— BEGIN —
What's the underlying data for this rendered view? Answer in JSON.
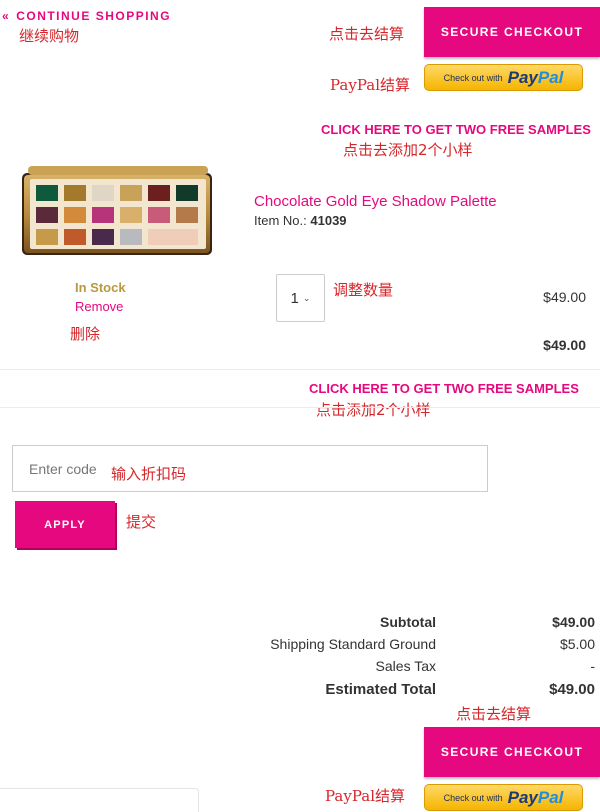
{
  "header": {
    "continue_chevron": "«",
    "continue_label": "CONTINUE SHOPPING",
    "secure_checkout": "SECURE CHECKOUT",
    "paypal_prefix": "Check out with",
    "paypal_brand_1": "Pay",
    "paypal_brand_2": "Pal"
  },
  "annotations": {
    "continue": "继续购物",
    "checkout_top": "点击去结算",
    "paypal_top": "PayPal结算",
    "samples_top": "点击去添加2个小样",
    "quantity": "调整数量",
    "remove": "删除",
    "samples_mid": "点击添加2个小样",
    "code": "输入折扣码",
    "apply": "提交",
    "checkout_bottom": "点击去结算",
    "paypal_bottom": "PayPal结算"
  },
  "samples_link": "CLICK HERE TO GET TWO FREE SAMPLES",
  "product": {
    "name": "Chocolate Gold Eye Shadow Palette",
    "item_label": "Item No.:",
    "item_number": "41039",
    "stock": "In Stock",
    "remove": "Remove",
    "quantity": "1",
    "unit_price": "$49.00",
    "line_total": "$49.00"
  },
  "promo": {
    "placeholder": "Enter code",
    "apply": "APPLY"
  },
  "summary": {
    "subtotal_label": "Subtotal",
    "subtotal_value": "$49.00",
    "shipping_label": "Shipping Standard Ground",
    "shipping_value": "$5.00",
    "tax_label": "Sales Tax",
    "tax_value": "-",
    "total_label": "Estimated Total",
    "total_value": "$49.00"
  },
  "colors": {
    "brand_pink": "#e6087e",
    "annotation_red": "#d6262b",
    "stock_gold": "#b89a3e",
    "paypal_yellow": "#f5b400"
  }
}
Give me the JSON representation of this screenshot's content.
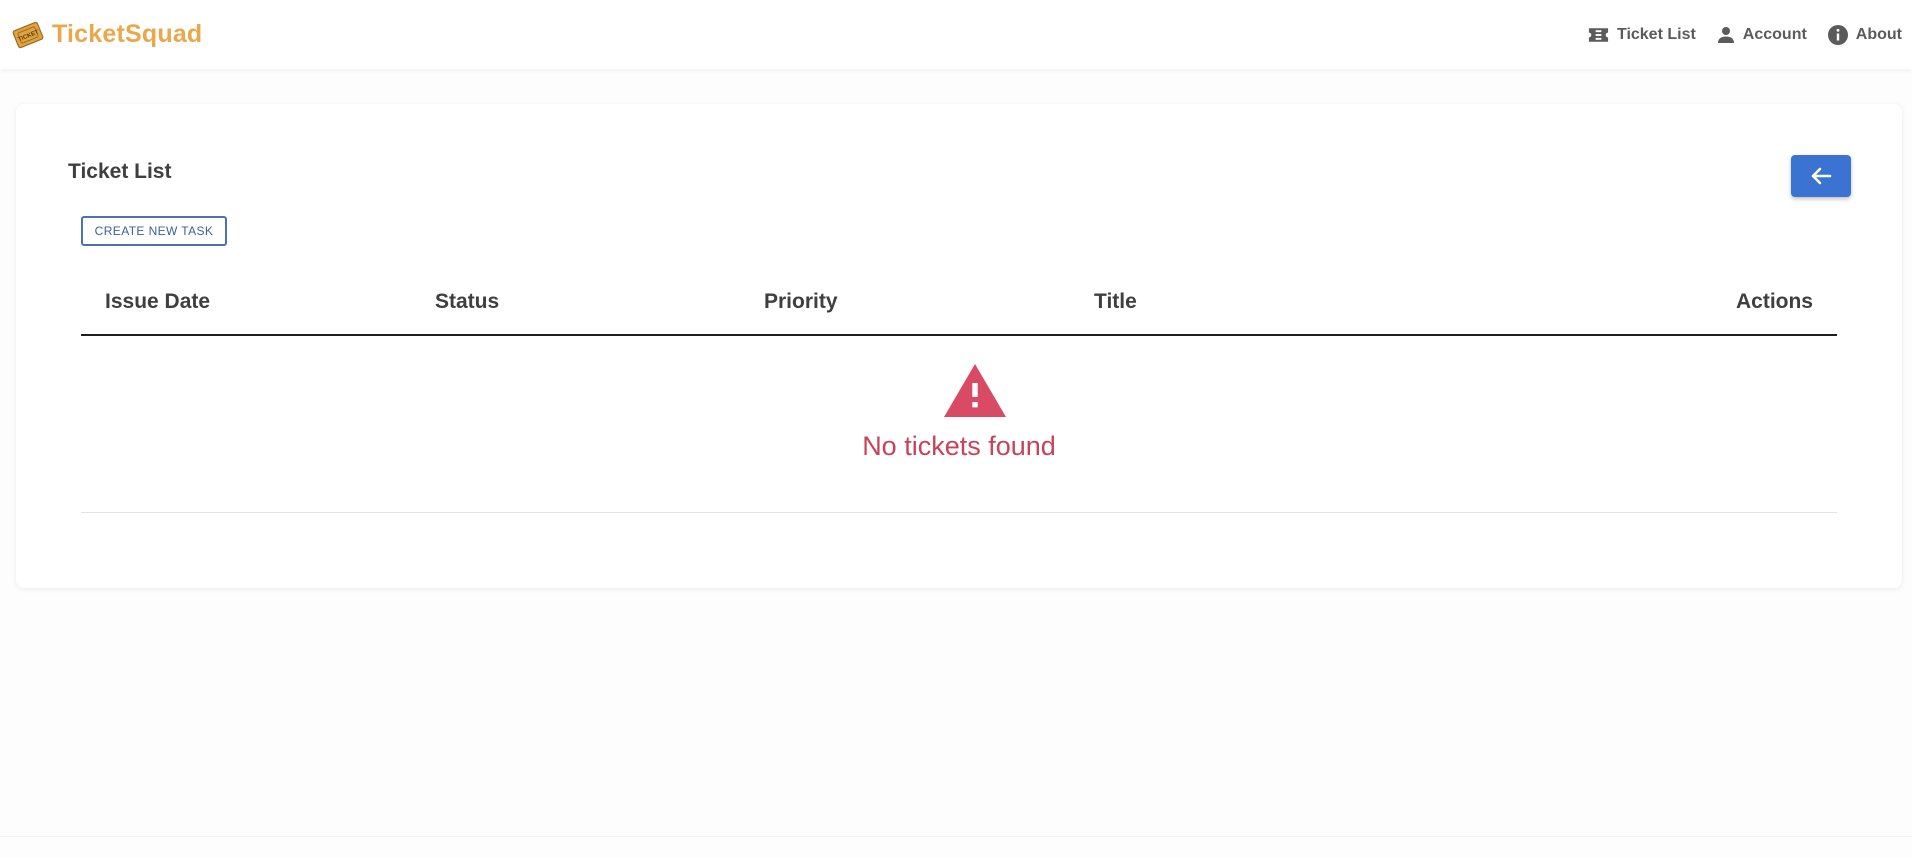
{
  "brand": {
    "name": "TicketSquad",
    "logo_icon": "ticket-logo-icon",
    "logo_text": "TICKET"
  },
  "nav": {
    "items": [
      {
        "label": "Ticket List",
        "icon": "ticket-icon"
      },
      {
        "label": "Account",
        "icon": "person-icon"
      },
      {
        "label": "About",
        "icon": "info-icon"
      }
    ]
  },
  "page": {
    "title": "Ticket List",
    "back_icon": "arrow-left-icon",
    "create_label": "CREATE NEW TASK"
  },
  "table": {
    "columns": [
      "Issue Date",
      "Status",
      "Priority",
      "Title",
      "Actions"
    ],
    "rows": []
  },
  "empty_state": {
    "icon": "warning-icon",
    "message": "No tickets found"
  },
  "colors": {
    "brand": "#e9a84c",
    "primary": "#3a73d1",
    "danger": "#d94b65",
    "outline": "#4c72b0"
  }
}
— END —
> Task to complete: Exactly reproduce the entries above, minus the pictures.

> Result for this exercise:
What's the underlying data for this rendered view? Answer in JSON.
{
  "header": {
    "continue_chevron": "«",
    "continue_label": "CONTINUE SHOPPING",
    "secure_checkout": "SECURE CHECKOUT",
    "paypal_prefix": "Check out with",
    "paypal_brand_1": "Pay",
    "paypal_brand_2": "Pal"
  },
  "annotations": {
    "continue": "继续购物",
    "checkout_top": "点击去结算",
    "paypal_top": "PayPal结算",
    "samples_top": "点击去添加2个小样",
    "quantity": "调整数量",
    "remove": "删除",
    "samples_mid": "点击添加2个小样",
    "code": "输入折扣码",
    "apply": "提交",
    "checkout_bottom": "点击去结算",
    "paypal_bottom": "PayPal结算"
  },
  "samples_link": "CLICK HERE TO GET TWO FREE SAMPLES",
  "product": {
    "name": "Chocolate Gold Eye Shadow Palette",
    "item_label": "Item No.:",
    "item_number": "41039",
    "stock": "In Stock",
    "remove": "Remove",
    "quantity": "1",
    "unit_price": "$49.00",
    "line_total": "$49.00"
  },
  "promo": {
    "placeholder": "Enter code",
    "apply": "APPLY"
  },
  "summary": {
    "subtotal_label": "Subtotal",
    "subtotal_value": "$49.00",
    "shipping_label": "Shipping Standard Ground",
    "shipping_value": "$5.00",
    "tax_label": "Sales Tax",
    "tax_value": "-",
    "total_label": "Estimated Total",
    "total_value": "$49.00"
  },
  "colors": {
    "brand_pink": "#e6087e",
    "annotation_red": "#d6262b",
    "stock_gold": "#b89a3e",
    "paypal_yellow": "#f5b400"
  }
}
Give me the JSON representation of this screenshot's content.
{
  "brand": {
    "name": "TicketSquad",
    "logo_icon": "ticket-logo-icon",
    "logo_text": "TICKET"
  },
  "nav": {
    "items": [
      {
        "label": "Ticket List",
        "icon": "ticket-icon"
      },
      {
        "label": "Account",
        "icon": "person-icon"
      },
      {
        "label": "About",
        "icon": "info-icon"
      }
    ]
  },
  "page": {
    "title": "Ticket List",
    "back_icon": "arrow-left-icon",
    "create_label": "CREATE NEW TASK"
  },
  "table": {
    "columns": [
      "Issue Date",
      "Status",
      "Priority",
      "Title",
      "Actions"
    ],
    "rows": []
  },
  "empty_state": {
    "icon": "warning-icon",
    "message": "No tickets found"
  },
  "colors": {
    "brand": "#e9a84c",
    "primary": "#3a73d1",
    "danger": "#d94b65",
    "outline": "#4c72b0"
  }
}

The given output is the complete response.